• REQUIREMENTS: Find each line with "участником" and copy it.

Stored records

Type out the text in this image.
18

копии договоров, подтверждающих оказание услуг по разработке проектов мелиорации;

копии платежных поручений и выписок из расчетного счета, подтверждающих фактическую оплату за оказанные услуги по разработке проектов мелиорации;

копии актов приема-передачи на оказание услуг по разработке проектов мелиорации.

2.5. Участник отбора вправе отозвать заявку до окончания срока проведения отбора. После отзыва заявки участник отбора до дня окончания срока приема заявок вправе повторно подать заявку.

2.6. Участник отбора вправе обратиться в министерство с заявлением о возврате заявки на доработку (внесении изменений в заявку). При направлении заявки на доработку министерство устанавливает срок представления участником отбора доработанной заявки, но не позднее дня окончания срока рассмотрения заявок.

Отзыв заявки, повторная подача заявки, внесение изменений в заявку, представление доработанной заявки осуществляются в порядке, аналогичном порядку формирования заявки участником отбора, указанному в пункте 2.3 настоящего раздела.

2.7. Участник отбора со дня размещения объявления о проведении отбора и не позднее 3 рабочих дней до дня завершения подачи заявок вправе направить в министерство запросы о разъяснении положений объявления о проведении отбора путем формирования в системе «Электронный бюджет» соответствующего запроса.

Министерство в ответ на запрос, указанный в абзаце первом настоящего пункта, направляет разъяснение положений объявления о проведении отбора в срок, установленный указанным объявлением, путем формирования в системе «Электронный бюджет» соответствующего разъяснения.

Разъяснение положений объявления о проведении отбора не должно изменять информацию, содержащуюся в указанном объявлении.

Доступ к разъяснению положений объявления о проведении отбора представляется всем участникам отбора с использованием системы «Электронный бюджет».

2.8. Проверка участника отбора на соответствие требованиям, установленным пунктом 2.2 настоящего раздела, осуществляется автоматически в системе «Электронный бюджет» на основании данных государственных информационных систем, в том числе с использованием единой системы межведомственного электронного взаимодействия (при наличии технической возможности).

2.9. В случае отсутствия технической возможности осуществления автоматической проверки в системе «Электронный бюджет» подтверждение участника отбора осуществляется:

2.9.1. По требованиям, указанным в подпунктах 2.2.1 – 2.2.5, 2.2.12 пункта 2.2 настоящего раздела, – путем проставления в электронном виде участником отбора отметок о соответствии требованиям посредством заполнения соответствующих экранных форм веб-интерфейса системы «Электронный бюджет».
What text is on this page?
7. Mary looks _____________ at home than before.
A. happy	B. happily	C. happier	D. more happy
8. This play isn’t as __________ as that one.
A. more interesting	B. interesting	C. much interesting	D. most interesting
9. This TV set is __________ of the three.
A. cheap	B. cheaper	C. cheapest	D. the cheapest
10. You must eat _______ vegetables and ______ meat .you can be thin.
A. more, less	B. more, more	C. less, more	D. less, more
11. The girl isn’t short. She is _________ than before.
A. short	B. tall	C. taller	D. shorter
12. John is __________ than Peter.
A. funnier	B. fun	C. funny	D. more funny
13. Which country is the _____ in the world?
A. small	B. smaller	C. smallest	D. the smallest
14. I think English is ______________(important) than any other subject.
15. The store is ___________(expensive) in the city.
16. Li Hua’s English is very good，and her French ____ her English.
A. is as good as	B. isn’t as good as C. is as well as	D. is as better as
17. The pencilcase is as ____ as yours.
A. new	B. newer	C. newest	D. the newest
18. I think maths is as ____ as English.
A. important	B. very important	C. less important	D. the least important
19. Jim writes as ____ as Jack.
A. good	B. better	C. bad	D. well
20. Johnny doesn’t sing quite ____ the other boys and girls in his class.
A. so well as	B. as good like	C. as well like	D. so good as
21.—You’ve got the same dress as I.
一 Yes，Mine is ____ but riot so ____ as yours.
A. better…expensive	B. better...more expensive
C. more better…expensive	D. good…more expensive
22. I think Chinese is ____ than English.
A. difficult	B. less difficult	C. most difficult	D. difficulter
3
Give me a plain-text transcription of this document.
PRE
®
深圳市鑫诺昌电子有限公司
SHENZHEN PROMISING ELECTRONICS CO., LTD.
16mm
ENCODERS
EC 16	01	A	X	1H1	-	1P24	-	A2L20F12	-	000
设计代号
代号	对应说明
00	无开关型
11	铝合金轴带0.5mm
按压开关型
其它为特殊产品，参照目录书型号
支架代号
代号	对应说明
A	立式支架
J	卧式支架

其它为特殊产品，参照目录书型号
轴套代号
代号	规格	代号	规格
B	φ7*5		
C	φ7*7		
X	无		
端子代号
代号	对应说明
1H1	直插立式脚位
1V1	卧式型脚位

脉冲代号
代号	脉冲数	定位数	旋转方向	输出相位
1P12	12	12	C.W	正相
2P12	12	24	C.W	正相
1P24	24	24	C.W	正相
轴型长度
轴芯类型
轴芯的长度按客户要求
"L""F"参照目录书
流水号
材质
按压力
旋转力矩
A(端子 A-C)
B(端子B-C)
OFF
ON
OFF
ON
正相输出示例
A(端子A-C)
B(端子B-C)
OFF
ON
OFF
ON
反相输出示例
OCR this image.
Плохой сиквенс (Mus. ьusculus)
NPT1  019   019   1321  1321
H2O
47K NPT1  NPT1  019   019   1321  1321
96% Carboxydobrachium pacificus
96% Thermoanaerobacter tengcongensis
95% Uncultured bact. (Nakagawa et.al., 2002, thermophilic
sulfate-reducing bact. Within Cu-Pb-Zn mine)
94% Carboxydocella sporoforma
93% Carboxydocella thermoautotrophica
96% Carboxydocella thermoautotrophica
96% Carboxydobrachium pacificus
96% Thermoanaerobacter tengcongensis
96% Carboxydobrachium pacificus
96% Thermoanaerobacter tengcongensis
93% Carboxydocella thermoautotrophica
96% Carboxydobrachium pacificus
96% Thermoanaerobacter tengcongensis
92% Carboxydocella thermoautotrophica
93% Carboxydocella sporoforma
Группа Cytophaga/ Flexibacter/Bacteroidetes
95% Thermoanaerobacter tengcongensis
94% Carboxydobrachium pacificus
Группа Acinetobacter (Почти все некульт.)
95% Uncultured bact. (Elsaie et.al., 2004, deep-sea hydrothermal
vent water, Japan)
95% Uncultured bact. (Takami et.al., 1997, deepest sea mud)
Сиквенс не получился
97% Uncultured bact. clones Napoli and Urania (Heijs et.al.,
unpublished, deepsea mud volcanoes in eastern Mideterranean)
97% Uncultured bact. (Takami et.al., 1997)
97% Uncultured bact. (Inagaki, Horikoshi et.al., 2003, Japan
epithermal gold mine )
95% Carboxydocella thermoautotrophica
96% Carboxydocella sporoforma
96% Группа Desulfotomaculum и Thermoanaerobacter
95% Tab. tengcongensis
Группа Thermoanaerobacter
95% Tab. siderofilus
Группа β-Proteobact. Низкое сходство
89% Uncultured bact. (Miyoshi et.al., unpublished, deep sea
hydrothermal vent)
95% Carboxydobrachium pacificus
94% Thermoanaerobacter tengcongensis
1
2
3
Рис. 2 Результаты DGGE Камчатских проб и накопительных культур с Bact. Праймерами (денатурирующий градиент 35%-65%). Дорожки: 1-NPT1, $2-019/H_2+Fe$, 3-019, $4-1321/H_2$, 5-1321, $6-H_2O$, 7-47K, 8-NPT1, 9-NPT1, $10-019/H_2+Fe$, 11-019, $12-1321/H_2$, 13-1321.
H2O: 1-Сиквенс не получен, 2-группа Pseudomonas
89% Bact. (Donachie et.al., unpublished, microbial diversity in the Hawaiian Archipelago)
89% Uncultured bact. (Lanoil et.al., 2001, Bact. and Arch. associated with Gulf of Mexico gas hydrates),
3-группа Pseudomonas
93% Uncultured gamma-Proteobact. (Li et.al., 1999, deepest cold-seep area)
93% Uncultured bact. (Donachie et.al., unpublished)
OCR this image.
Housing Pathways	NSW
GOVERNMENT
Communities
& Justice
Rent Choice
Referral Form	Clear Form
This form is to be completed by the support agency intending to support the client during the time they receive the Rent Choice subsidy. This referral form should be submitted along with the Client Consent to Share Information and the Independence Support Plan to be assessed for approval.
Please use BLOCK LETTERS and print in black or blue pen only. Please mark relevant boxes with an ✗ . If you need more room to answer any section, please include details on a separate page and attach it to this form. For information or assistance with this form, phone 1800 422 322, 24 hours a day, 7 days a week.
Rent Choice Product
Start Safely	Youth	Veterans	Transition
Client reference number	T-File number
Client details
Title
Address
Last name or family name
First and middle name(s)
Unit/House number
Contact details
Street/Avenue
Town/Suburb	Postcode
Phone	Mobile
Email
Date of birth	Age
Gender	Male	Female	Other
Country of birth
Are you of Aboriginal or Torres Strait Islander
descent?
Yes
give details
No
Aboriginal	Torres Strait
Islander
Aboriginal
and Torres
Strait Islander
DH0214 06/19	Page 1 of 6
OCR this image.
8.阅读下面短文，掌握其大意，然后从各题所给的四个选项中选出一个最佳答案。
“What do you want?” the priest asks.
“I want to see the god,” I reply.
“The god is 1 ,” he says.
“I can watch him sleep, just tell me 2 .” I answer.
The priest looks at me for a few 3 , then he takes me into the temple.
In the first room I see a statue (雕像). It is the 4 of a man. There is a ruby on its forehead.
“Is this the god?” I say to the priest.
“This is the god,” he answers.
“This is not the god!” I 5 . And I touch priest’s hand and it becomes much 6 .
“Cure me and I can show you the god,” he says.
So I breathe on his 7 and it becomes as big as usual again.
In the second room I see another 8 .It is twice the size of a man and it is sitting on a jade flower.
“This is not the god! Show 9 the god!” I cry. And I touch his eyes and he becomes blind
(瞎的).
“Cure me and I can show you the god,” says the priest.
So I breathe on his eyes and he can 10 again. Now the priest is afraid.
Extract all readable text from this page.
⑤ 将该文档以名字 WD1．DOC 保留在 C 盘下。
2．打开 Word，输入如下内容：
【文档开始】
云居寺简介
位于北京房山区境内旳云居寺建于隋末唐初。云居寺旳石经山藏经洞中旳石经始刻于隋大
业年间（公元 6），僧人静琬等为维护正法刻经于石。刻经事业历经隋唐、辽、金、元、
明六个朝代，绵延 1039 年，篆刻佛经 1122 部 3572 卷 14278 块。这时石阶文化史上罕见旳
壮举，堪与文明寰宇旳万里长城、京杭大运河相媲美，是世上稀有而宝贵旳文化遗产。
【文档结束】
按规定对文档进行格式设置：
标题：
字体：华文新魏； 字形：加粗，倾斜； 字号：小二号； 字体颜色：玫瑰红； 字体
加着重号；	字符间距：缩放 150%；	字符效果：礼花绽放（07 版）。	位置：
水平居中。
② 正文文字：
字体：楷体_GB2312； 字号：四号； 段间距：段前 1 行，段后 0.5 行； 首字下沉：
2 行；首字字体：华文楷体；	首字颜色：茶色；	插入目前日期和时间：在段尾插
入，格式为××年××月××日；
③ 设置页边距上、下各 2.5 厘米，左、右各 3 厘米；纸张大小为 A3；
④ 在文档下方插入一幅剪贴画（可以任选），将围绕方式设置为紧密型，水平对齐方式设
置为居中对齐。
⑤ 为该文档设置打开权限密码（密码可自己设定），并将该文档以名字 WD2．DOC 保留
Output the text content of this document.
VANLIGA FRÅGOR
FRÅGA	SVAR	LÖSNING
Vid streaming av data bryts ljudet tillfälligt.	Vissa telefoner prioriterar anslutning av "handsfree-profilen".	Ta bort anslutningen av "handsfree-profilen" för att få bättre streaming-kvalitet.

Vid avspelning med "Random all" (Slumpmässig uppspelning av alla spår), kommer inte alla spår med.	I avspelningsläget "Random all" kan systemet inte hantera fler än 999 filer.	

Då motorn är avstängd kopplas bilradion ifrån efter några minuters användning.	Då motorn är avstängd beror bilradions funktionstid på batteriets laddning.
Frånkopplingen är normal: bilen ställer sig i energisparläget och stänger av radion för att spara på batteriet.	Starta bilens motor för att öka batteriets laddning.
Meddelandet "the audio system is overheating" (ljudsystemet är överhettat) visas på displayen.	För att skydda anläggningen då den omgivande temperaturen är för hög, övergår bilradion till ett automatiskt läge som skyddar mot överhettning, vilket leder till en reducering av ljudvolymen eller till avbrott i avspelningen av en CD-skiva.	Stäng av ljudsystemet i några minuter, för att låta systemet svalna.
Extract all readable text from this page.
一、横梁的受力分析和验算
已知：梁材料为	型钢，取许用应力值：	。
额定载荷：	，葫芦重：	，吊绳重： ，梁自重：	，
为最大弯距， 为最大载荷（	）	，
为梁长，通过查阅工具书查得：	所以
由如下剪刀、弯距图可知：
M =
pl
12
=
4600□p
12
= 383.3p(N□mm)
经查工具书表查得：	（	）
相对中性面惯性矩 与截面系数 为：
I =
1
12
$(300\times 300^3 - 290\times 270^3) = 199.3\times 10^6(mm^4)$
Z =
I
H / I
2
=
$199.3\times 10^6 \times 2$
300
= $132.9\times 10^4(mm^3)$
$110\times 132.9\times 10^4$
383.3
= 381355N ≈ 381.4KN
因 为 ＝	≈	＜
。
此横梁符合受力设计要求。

• ANSWER TO THIS PROBLEM:
2.6. Участник отбора вправе обратиться в министерство с заявлением о возврате заявки на доработку (внесении изменений в заявку). При направлении заявки на доработку министерство устанавливает срок представления участником отбора доработанной заявки, но не позднее дня окончания срока рассмотрения заявок.
Отзыв заявки, повторная подача заявки, внесение изменений в заявку, представление доработанной заявки осуществляются в порядке, аналогичном порядку формирования заявки участником отбора, указанному в пункте 2.3 настоящего раздела.
2.9.1. По требованиям, указанным в подпунктах 2.2.1 – 2.2.5, 2.2.12 пункта 2.2 настоящего раздела, – путем проставления в электронном виде участником отбора отметок о соответствии требованиям посредством заполнения соответствующих экранных форм веб-интерфейса системы «Электронный бюджет».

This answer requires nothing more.